### Listing
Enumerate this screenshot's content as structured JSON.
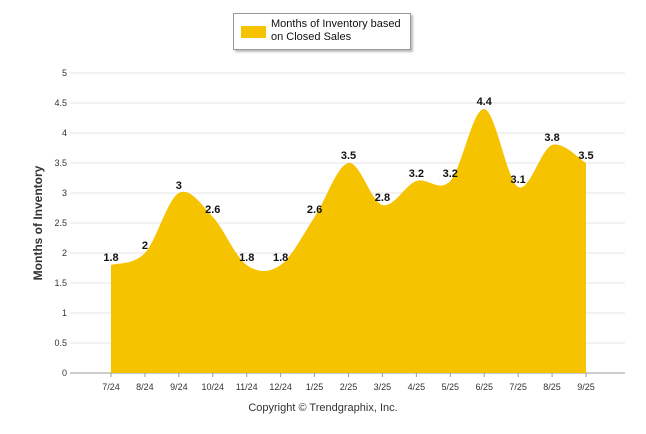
{
  "chart_data": {
    "type": "area",
    "categories": [
      "7/24",
      "8/24",
      "9/24",
      "10/24",
      "11/24",
      "12/24",
      "1/25",
      "2/25",
      "3/25",
      "4/25",
      "5/25",
      "6/25",
      "7/25",
      "8/25",
      "9/25"
    ],
    "series": [
      {
        "name": "Months of Inventory based on Closed Sales",
        "values": [
          1.8,
          2,
          3,
          2.6,
          1.8,
          1.8,
          2.6,
          3.5,
          2.8,
          3.2,
          3.2,
          4.4,
          3.1,
          3.8,
          3.5
        ],
        "value_labels": [
          "1.8",
          "2",
          "3",
          "2.6",
          "1.8",
          "1.8",
          "2.6",
          "3.5",
          "2.8",
          "3.2",
          "3.2",
          "4.4",
          "3.1",
          "3.8",
          "3.5"
        ],
        "color": "#f6c300"
      }
    ],
    "yticks": [
      "0",
      "0.5",
      "1",
      "1.5",
      "2",
      "2.5",
      "3",
      "3.5",
      "4",
      "4.5",
      "5"
    ],
    "ylim": [
      0,
      5
    ],
    "ylabel": "Months of Inventory",
    "xlabel": "",
    "grid": true,
    "legend_position": "top-center"
  },
  "legend": {
    "label": "Months of Inventory based on Closed Sales"
  },
  "footer": {
    "copyright": "Copyright © Trendgraphix, Inc."
  }
}
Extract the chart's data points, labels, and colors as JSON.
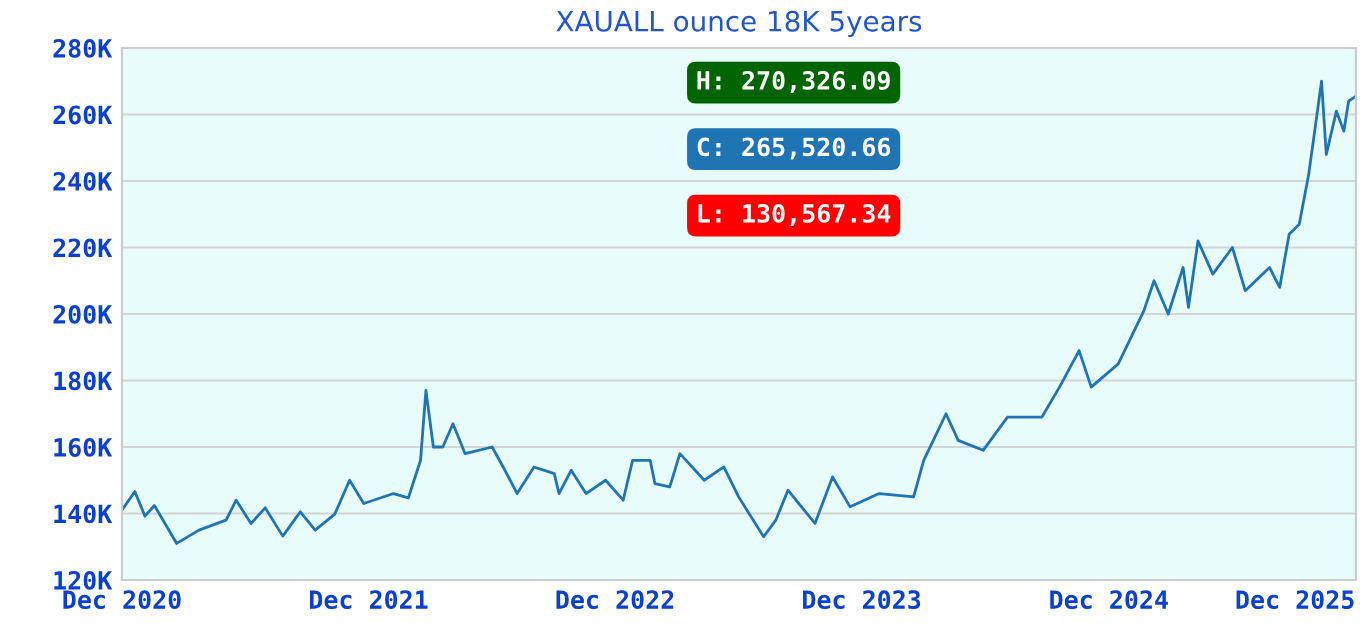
{
  "chart_data": {
    "type": "line",
    "title": "XAUALL ounce 18K 5years",
    "x": [
      "2020-12-01",
      "2020-12-20",
      "2021-01-04",
      "2021-01-18",
      "2021-02-20",
      "2021-03-25",
      "2021-05-04",
      "2021-05-19",
      "2021-06-10",
      "2021-07-01",
      "2021-07-27",
      "2021-08-22",
      "2021-09-13",
      "2021-10-12",
      "2021-11-03",
      "2021-11-24",
      "2022-01-07",
      "2022-01-29",
      "2022-02-16",
      "2022-02-24",
      "2022-03-07",
      "2022-03-21",
      "2022-04-05",
      "2022-04-23",
      "2022-06-02",
      "2022-06-21",
      "2022-07-09",
      "2022-08-03",
      "2022-09-02",
      "2022-09-09",
      "2022-09-27",
      "2022-10-19",
      "2022-11-17",
      "2022-12-13",
      "2022-12-27",
      "2023-01-22",
      "2023-01-29",
      "2023-02-20",
      "2023-03-07",
      "2023-04-12",
      "2023-05-11",
      "2023-06-02",
      "2023-07-09",
      "2023-07-27",
      "2023-08-14",
      "2023-09-23",
      "2023-10-19",
      "2023-11-14",
      "2023-12-27",
      "2024-02-16",
      "2024-03-02",
      "2024-04-04",
      "2024-04-22",
      "2024-05-29",
      "2024-07-04",
      "2024-08-24",
      "2024-09-19",
      "2024-10-18",
      "2024-11-05",
      "2024-12-15",
      "2025-01-22",
      "2025-02-06",
      "2025-02-27",
      "2025-03-21",
      "2025-03-29",
      "2025-04-12",
      "2025-05-04",
      "2025-06-02",
      "2025-06-21",
      "2025-07-27",
      "2025-08-11",
      "2025-08-25",
      "2025-09-09",
      "2025-09-23",
      "2025-10-12",
      "2025-10-19",
      "2025-11-03",
      "2025-11-14",
      "2025-11-21",
      "2025-12-02"
    ],
    "series": [
      {
        "color": "#1f74b4",
        "values": [
          141000,
          146600,
          139200,
          142400,
          131000,
          135000,
          138000,
          144000,
          137000,
          141700,
          133200,
          140500,
          135000,
          139800,
          150000,
          143000,
          146000,
          144700,
          156000,
          177000,
          160000,
          160000,
          167000,
          158000,
          160000,
          153000,
          146000,
          154000,
          152000,
          146000,
          153000,
          146000,
          150000,
          144000,
          156000,
          156000,
          149000,
          148000,
          158000,
          150000,
          154000,
          145000,
          133000,
          138000,
          147000,
          137000,
          151000,
          142000,
          146000,
          145000,
          156000,
          170000,
          162000,
          159000,
          169000,
          169000,
          178000,
          189000,
          178000,
          185000,
          201000,
          210000,
          200000,
          214000,
          202000,
          222000,
          212000,
          220000,
          207000,
          214000,
          208000,
          224000,
          227000,
          242000,
          270000,
          248000,
          261000,
          255000,
          264000,
          265500
        ]
      }
    ],
    "xlim": [
      "2020-12-01",
      "2025-12-02"
    ],
    "xticks": [
      {
        "value": "2020-12-01",
        "label": "Dec 2020"
      },
      {
        "value": "2021-12-01",
        "label": "Dec 2021"
      },
      {
        "value": "2022-12-01",
        "label": "Dec 2022"
      },
      {
        "value": "2023-12-01",
        "label": "Dec 2023"
      },
      {
        "value": "2024-12-01",
        "label": "Dec 2024"
      },
      {
        "value": "2025-12-01",
        "label": "Dec 2025"
      }
    ],
    "ylim": [
      120000,
      280000
    ],
    "yticks": [
      {
        "value": 120000,
        "label": "120K"
      },
      {
        "value": 140000,
        "label": "140K"
      },
      {
        "value": 160000,
        "label": "160K"
      },
      {
        "value": 180000,
        "label": "180K"
      },
      {
        "value": 200000,
        "label": "200K"
      },
      {
        "value": 220000,
        "label": "220K"
      },
      {
        "value": 240000,
        "label": "240K"
      },
      {
        "value": 260000,
        "label": "260K"
      },
      {
        "value": 280000,
        "label": "280K"
      }
    ],
    "grid": "y",
    "annotations": [
      "H: 270,326.09",
      "C: 265,520.66",
      "L: 130,567.34"
    ]
  }
}
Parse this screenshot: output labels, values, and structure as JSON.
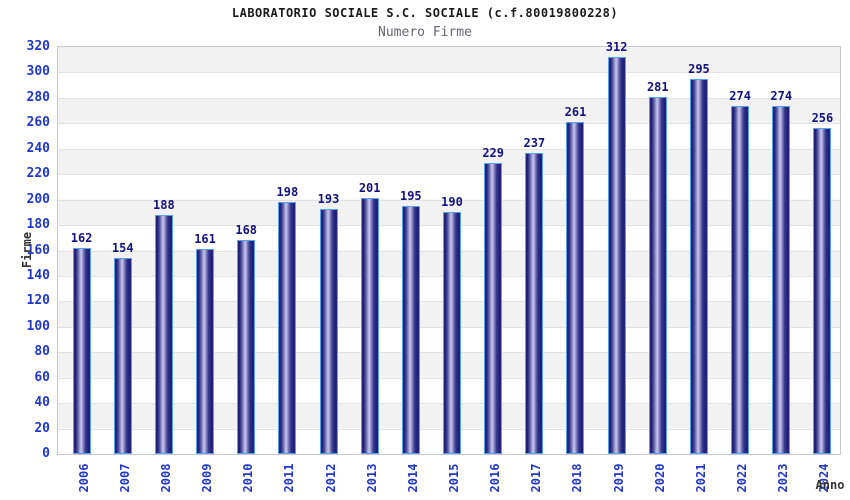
{
  "header": {
    "title": "LABORATORIO SOCIALE S.C. SOCIALE (c.f.80019800228)",
    "subtitle": "Numero Firme"
  },
  "chart_data": {
    "type": "bar",
    "title": "LABORATORIO SOCIALE S.C. SOCIALE (c.f.80019800228)",
    "subtitle": "Numero Firme",
    "xlabel": "Anno",
    "ylabel": "Firme",
    "categories": [
      "2006",
      "2007",
      "2008",
      "2009",
      "2010",
      "2011",
      "2012",
      "2013",
      "2014",
      "2015",
      "2016",
      "2017",
      "2018",
      "2019",
      "2020",
      "2021",
      "2022",
      "2023",
      "2024"
    ],
    "values": [
      162,
      154,
      188,
      161,
      168,
      198,
      193,
      201,
      195,
      190,
      229,
      237,
      261,
      312,
      281,
      295,
      274,
      274,
      256
    ],
    "ylim": [
      0,
      320
    ],
    "ytick_step": 20,
    "yticks": [
      0,
      20,
      40,
      60,
      80,
      100,
      120,
      140,
      160,
      180,
      200,
      220,
      240,
      260,
      280,
      300,
      320
    ],
    "grid": true,
    "legend": "none",
    "value_labels_shown": true,
    "colors": {
      "bar_dark": "#1e1e78",
      "bar_light": "#c6c6ec",
      "bar_border": "#58a0e8",
      "axis_tick_label": "#2238c4",
      "value_label": "#13137f",
      "band_gray": "#f2f2f2",
      "band_white": "#ffffff",
      "gridline": "#e2e2e2",
      "plot_border": "#c9c9c9",
      "title_color": "#1a1a1a",
      "subtitle_color": "#666670",
      "axis_title_color": "#333333",
      "background": "#ffffff"
    }
  }
}
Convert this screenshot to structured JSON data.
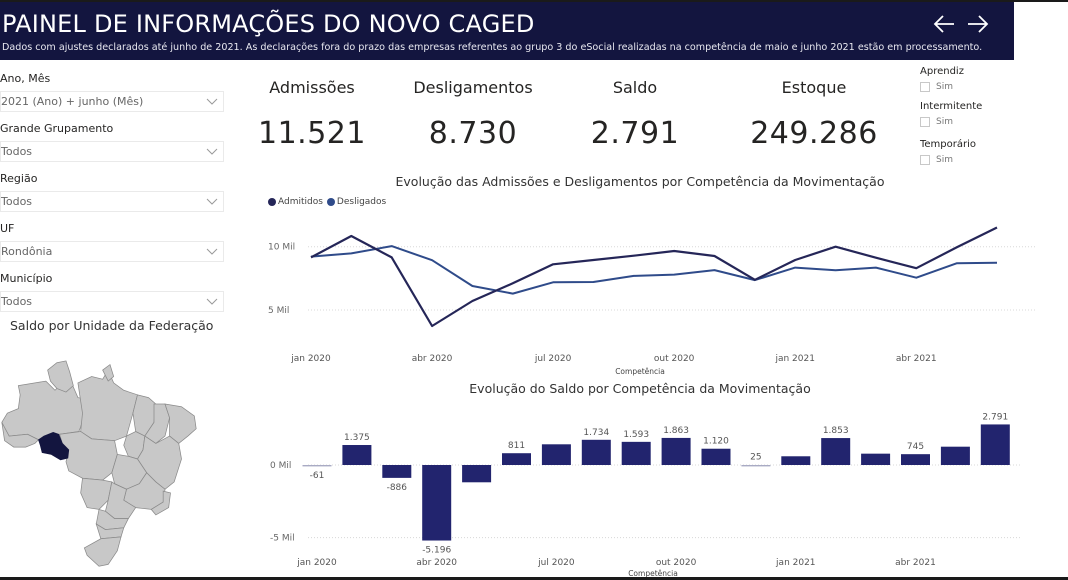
######
## [What is expected]
Using the data above, write out every line exactly, leaving the images behind.

## [Finished exercise]
Enumerate this screenshot's content as structured JSON.
{
  "chart_data": {
    "type": "area",
    "categories": [
      "7/24",
      "8/24",
      "9/24",
      "10/24",
      "11/24",
      "12/24",
      "1/25",
      "2/25",
      "3/25",
      "4/25",
      "5/25",
      "6/25",
      "7/25",
      "8/25",
      "9/25"
    ],
    "series": [
      {
        "name": "Months of Inventory based on Closed Sales",
        "values": [
          1.8,
          2,
          3,
          2.6,
          1.8,
          1.8,
          2.6,
          3.5,
          2.8,
          3.2,
          3.2,
          4.4,
          3.1,
          3.8,
          3.5
        ],
        "value_labels": [
          "1.8",
          "2",
          "3",
          "2.6",
          "1.8",
          "1.8",
          "2.6",
          "3.5",
          "2.8",
          "3.2",
          "3.2",
          "4.4",
          "3.1",
          "3.8",
          "3.5"
        ],
        "color": "#f6c300"
      }
    ],
    "yticks": [
      "0",
      "0.5",
      "1",
      "1.5",
      "2",
      "2.5",
      "3",
      "3.5",
      "4",
      "4.5",
      "5"
    ],
    "ylim": [
      0,
      5
    ],
    "ylabel": "Months of Inventory",
    "xlabel": "",
    "grid": true,
    "legend_position": "top-center"
  },
  "legend": {
    "label": "Months of Inventory based on Closed Sales"
  },
  "footer": {
    "copyright": "Copyright © Trendgraphix, Inc."
  }
}
Extract the chart's data points, labels, and colors as JSON.
{
  "chart_data": {
    "type": "line",
    "title": "XAUALL ounce 18K 5years",
    "x": [
      "2020-12-01",
      "2020-12-20",
      "2021-01-04",
      "2021-01-18",
      "2021-02-20",
      "2021-03-25",
      "2021-05-04",
      "2021-05-19",
      "2021-06-10",
      "2021-07-01",
      "2021-07-27",
      "2021-08-22",
      "2021-09-13",
      "2021-10-12",
      "2021-11-03",
      "2021-11-24",
      "2022-01-07",
      "2022-01-29",
      "2022-02-16",
      "2022-02-24",
      "2022-03-07",
      "2022-03-21",
      "2022-04-05",
      "2022-04-23",
      "2022-06-02",
      "2022-06-21",
      "2022-07-09",
      "2022-08-03",
      "2022-09-02",
      "2022-09-09",
      "2022-09-27",
      "2022-10-19",
      "2022-11-17",
      "2022-12-13",
      "2022-12-27",
      "2023-01-22",
      "2023-01-29",
      "2023-02-20",
      "2023-03-07",
      "2023-04-12",
      "2023-05-11",
      "2023-06-02",
      "2023-07-09",
      "2023-07-27",
      "2023-08-14",
      "2023-09-23",
      "2023-10-19",
      "2023-11-14",
      "2023-12-27",
      "2024-02-16",
      "2024-03-02",
      "2024-04-04",
      "2024-04-22",
      "2024-05-29",
      "2024-07-04",
      "2024-08-24",
      "2024-09-19",
      "2024-10-18",
      "2024-11-05",
      "2024-12-15",
      "2025-01-22",
      "2025-02-06",
      "2025-02-27",
      "2025-03-21",
      "2025-03-29",
      "2025-04-12",
      "2025-05-04",
      "2025-06-02",
      "2025-06-21",
      "2025-07-27",
      "2025-08-11",
      "2025-08-25",
      "2025-09-09",
      "2025-09-23",
      "2025-10-12",
      "2025-10-19",
      "2025-11-03",
      "2025-11-14",
      "2025-11-21",
      "2025-12-02"
    ],
    "series": [
      {
        "color": "#1f74b4",
        "values": [
          141000,
          146600,
          139200,
          142400,
          131000,
          135000,
          138000,
          144000,
          137000,
          141700,
          133200,
          140500,
          135000,
          139800,
          150000,
          143000,
          146000,
          144700,
          156000,
          177000,
          160000,
          160000,
          167000,
          158000,
          160000,
          153000,
          146000,
          154000,
          152000,
          146000,
          153000,
          146000,
          150000,
          144000,
          156000,
          156000,
          149000,
          148000,
          158000,
          150000,
          154000,
          145000,
          133000,
          138000,
          147000,
          137000,
          151000,
          142000,
          146000,
          145000,
          156000,
          170000,
          162000,
          159000,
          169000,
          169000,
          178000,
          189000,
          178000,
          185000,
          201000,
          210000,
          200000,
          214000,
          202000,
          222000,
          212000,
          220000,
          207000,
          214000,
          208000,
          224000,
          227000,
          242000,
          270000,
          248000,
          261000,
          255000,
          264000,
          265500
        ]
      }
    ],
    "xlim": [
      "2020-12-01",
      "2025-12-02"
    ],
    "xticks": [
      {
        "value": "2020-12-01",
        "label": "Dec 2020"
      },
      {
        "value": "2021-12-01",
        "label": "Dec 2021"
      },
      {
        "value": "2022-12-01",
        "label": "Dec 2022"
      },
      {
        "value": "2023-12-01",
        "label": "Dec 2023"
      },
      {
        "value": "2024-12-01",
        "label": "Dec 2024"
      },
      {
        "value": "2025-12-01",
        "label": "Dec 2025"
      }
    ],
    "ylim": [
      120000,
      280000
    ],
    "yticks": [
      {
        "value": 120000,
        "label": "120K"
      },
      {
        "value": 140000,
        "label": "140K"
      },
      {
        "value": 160000,
        "label": "160K"
      },
      {
        "value": 180000,
        "label": "180K"
      },
      {
        "value": 200000,
        "label": "200K"
      },
      {
        "value": 220000,
        "label": "220K"
      },
      {
        "value": 240000,
        "label": "240K"
      },
      {
        "value": 260000,
        "label": "260K"
      },
      {
        "value": 280000,
        "label": "280K"
      }
    ],
    "grid": "y",
    "annotations": [
      "H: 270,326.09",
      "C: 265,520.66",
      "L: 130,567.34"
    ]
  }
}
Parse this screenshot: output labels, values, and structure as JSON.
{
  "header": {
    "title": "LABORATORIO SOCIALE S.C. SOCIALE (c.f.80019800228)",
    "subtitle": "Numero Firme"
  },
  "chart_data": {
    "type": "bar",
    "title": "LABORATORIO SOCIALE S.C. SOCIALE (c.f.80019800228)",
    "subtitle": "Numero Firme",
    "xlabel": "Anno",
    "ylabel": "Firme",
    "categories": [
      "2006",
      "2007",
      "2008",
      "2009",
      "2010",
      "2011",
      "2012",
      "2013",
      "2014",
      "2015",
      "2016",
      "2017",
      "2018",
      "2019",
      "2020",
      "2021",
      "2022",
      "2023",
      "2024"
    ],
    "values": [
      162,
      154,
      188,
      161,
      168,
      198,
      193,
      201,
      195,
      190,
      229,
      237,
      261,
      312,
      281,
      295,
      274,
      274,
      256
    ],
    "ylim": [
      0,
      320
    ],
    "ytick_step": 20,
    "yticks": [
      0,
      20,
      40,
      60,
      80,
      100,
      120,
      140,
      160,
      180,
      200,
      220,
      240,
      260,
      280,
      300,
      320
    ],
    "grid": true,
    "legend": "none",
    "value_labels_shown": true,
    "colors": {
      "bar_dark": "#1e1e78",
      "bar_light": "#c6c6ec",
      "bar_border": "#58a0e8",
      "axis_tick_label": "#2238c4",
      "value_label": "#13137f",
      "band_gray": "#f2f2f2",
      "band_white": "#ffffff",
      "gridline": "#e2e2e2",
      "plot_border": "#c9c9c9",
      "title_color": "#1a1a1a",
      "subtitle_color": "#666670",
      "axis_title_color": "#333333",
      "background": "#ffffff"
    }
  }
}
Convert this screenshot to structured JSON data.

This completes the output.